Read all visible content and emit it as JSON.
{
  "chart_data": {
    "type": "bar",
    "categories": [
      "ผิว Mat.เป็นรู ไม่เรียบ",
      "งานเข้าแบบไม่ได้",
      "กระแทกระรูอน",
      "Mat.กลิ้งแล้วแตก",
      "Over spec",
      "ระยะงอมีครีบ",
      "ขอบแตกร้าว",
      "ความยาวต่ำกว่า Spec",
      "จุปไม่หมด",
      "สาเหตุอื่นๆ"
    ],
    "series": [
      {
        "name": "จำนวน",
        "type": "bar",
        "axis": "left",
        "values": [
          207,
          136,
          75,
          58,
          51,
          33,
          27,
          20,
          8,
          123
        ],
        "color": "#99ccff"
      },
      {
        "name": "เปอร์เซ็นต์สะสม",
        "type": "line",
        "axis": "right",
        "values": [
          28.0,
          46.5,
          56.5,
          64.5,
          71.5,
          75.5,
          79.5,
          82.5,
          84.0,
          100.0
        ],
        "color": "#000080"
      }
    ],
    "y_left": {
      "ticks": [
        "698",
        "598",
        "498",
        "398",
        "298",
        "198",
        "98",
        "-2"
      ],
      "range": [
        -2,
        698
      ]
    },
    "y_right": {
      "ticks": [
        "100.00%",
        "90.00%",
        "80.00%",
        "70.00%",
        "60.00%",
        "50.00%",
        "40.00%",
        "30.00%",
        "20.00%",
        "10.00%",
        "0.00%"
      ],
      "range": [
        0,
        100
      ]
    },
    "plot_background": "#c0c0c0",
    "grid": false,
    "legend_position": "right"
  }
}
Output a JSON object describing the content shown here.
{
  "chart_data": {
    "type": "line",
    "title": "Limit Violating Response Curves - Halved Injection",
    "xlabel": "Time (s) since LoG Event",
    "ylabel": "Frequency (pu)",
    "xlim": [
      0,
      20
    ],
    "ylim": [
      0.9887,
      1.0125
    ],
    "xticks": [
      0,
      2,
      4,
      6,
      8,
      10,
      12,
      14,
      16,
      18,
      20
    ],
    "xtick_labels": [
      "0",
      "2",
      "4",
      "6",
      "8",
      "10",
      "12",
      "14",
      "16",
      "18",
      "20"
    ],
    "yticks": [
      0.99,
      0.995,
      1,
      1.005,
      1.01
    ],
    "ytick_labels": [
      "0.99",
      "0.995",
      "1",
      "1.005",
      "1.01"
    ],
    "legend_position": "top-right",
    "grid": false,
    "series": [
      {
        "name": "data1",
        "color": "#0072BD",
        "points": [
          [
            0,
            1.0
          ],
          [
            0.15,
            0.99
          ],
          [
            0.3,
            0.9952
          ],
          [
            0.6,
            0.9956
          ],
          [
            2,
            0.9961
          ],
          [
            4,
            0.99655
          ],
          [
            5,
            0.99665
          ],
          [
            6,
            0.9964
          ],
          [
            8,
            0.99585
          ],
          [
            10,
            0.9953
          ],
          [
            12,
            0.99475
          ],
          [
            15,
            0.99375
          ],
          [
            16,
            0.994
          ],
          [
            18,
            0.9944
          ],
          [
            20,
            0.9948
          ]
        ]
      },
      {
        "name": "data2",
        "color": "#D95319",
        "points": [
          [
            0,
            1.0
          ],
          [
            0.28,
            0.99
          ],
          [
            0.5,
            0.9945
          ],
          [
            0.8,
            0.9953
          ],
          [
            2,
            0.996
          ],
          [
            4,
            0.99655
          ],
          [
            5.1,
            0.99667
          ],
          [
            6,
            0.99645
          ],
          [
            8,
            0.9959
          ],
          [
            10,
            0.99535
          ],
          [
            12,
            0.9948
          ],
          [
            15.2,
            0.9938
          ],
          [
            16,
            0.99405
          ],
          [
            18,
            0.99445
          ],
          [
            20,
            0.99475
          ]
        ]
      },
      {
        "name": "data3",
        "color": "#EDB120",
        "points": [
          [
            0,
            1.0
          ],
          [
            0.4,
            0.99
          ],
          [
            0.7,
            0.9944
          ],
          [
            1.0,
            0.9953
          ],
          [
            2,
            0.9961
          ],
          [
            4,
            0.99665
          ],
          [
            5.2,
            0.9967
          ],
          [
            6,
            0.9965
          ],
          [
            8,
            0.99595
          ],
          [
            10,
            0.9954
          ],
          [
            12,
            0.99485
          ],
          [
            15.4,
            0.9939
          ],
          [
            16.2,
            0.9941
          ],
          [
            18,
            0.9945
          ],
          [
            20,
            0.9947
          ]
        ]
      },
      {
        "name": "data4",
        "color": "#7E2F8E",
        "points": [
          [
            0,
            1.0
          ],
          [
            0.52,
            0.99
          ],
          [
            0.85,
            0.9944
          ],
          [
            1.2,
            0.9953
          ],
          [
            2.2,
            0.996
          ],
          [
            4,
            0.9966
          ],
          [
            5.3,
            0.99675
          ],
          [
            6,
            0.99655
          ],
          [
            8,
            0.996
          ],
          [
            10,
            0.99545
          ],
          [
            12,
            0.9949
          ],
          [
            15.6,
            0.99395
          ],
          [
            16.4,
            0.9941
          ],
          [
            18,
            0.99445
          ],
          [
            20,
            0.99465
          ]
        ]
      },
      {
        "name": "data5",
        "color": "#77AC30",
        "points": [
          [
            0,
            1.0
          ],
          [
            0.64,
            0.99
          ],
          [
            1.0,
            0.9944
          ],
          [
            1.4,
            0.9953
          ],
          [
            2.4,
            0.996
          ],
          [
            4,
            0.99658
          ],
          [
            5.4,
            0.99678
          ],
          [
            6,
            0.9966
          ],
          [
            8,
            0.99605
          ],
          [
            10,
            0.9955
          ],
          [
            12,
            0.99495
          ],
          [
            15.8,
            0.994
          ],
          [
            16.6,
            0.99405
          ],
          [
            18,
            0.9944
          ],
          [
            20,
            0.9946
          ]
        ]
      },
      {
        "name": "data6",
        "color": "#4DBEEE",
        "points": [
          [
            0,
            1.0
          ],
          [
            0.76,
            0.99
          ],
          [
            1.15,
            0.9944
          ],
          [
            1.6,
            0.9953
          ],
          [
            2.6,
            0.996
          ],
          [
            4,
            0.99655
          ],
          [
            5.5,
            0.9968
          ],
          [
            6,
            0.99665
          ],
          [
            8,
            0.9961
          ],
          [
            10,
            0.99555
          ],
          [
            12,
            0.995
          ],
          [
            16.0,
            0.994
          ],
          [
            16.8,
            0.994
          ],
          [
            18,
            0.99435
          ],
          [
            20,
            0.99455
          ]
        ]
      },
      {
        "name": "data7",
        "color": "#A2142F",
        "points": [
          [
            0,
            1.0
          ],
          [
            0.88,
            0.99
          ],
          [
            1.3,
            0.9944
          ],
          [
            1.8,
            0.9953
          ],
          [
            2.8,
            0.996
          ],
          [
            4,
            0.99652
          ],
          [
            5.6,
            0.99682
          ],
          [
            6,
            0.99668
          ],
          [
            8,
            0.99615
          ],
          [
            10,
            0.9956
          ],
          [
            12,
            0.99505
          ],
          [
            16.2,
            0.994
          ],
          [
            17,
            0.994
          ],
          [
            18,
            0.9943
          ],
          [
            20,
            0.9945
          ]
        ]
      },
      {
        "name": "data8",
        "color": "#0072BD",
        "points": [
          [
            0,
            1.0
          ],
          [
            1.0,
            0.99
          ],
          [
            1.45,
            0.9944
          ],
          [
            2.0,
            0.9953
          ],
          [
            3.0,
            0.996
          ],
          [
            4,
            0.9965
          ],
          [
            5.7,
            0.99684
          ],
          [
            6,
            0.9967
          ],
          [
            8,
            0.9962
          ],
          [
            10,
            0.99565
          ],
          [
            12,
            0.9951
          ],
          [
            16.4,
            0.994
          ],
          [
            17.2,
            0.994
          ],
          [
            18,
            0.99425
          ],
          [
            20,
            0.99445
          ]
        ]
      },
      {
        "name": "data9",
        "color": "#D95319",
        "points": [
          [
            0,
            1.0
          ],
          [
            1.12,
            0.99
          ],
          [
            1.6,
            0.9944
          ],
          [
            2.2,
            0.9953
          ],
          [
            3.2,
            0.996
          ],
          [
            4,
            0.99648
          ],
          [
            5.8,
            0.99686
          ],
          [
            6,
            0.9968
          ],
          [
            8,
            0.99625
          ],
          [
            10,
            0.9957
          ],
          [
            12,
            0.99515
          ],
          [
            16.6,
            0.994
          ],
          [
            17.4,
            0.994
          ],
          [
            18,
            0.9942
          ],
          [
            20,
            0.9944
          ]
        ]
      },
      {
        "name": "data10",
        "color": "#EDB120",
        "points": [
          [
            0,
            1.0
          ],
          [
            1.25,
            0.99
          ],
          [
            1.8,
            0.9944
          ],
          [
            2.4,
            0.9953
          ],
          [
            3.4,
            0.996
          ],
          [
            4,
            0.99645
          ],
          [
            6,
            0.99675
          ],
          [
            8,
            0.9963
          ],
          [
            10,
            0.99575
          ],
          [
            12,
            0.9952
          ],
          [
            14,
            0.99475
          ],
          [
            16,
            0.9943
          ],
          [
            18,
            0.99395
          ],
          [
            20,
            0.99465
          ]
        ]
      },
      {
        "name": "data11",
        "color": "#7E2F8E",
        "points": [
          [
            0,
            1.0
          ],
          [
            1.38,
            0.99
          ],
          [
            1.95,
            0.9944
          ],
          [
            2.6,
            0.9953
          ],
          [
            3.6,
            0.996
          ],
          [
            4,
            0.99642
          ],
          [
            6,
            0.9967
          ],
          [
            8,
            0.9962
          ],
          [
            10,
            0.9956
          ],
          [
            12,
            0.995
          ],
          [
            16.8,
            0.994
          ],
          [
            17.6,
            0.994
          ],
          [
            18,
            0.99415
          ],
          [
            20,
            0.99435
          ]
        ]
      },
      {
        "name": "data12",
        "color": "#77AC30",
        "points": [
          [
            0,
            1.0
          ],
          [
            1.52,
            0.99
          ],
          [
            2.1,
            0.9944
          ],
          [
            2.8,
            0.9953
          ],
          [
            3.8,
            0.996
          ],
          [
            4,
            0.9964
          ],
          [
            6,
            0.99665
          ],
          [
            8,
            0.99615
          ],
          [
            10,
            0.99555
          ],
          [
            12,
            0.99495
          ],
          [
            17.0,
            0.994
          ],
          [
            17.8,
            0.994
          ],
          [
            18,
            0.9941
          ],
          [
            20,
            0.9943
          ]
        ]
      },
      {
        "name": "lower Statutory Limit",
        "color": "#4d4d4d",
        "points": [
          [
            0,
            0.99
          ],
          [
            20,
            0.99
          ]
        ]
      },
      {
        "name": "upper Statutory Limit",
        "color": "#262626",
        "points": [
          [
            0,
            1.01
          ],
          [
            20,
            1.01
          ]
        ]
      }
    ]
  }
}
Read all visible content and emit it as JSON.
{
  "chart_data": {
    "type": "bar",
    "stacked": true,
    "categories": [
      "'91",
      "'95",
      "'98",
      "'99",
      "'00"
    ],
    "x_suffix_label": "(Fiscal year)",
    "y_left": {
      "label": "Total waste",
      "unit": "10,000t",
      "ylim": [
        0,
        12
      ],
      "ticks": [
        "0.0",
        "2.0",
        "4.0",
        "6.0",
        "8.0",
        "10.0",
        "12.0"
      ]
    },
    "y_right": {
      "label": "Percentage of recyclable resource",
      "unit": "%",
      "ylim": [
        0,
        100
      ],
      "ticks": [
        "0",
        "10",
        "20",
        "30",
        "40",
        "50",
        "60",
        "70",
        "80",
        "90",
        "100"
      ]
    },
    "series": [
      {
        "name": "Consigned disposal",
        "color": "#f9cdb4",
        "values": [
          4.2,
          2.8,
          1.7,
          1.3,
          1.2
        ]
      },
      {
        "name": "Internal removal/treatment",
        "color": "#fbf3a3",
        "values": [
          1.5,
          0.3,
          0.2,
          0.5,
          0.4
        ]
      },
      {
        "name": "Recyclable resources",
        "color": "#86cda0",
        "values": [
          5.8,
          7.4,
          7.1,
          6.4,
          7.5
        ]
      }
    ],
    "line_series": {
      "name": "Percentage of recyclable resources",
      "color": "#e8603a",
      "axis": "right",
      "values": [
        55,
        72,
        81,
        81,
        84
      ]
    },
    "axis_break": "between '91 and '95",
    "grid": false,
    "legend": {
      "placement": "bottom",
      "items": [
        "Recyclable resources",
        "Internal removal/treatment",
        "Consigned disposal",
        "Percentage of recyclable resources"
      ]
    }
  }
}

○ ○ ○

EXERCISE DIRECTIONS:
Extract all lines from the material above that include the word "disposal".

IN RESPONSE:
        "name": "Consigned disposal",
        "Consigned disposal",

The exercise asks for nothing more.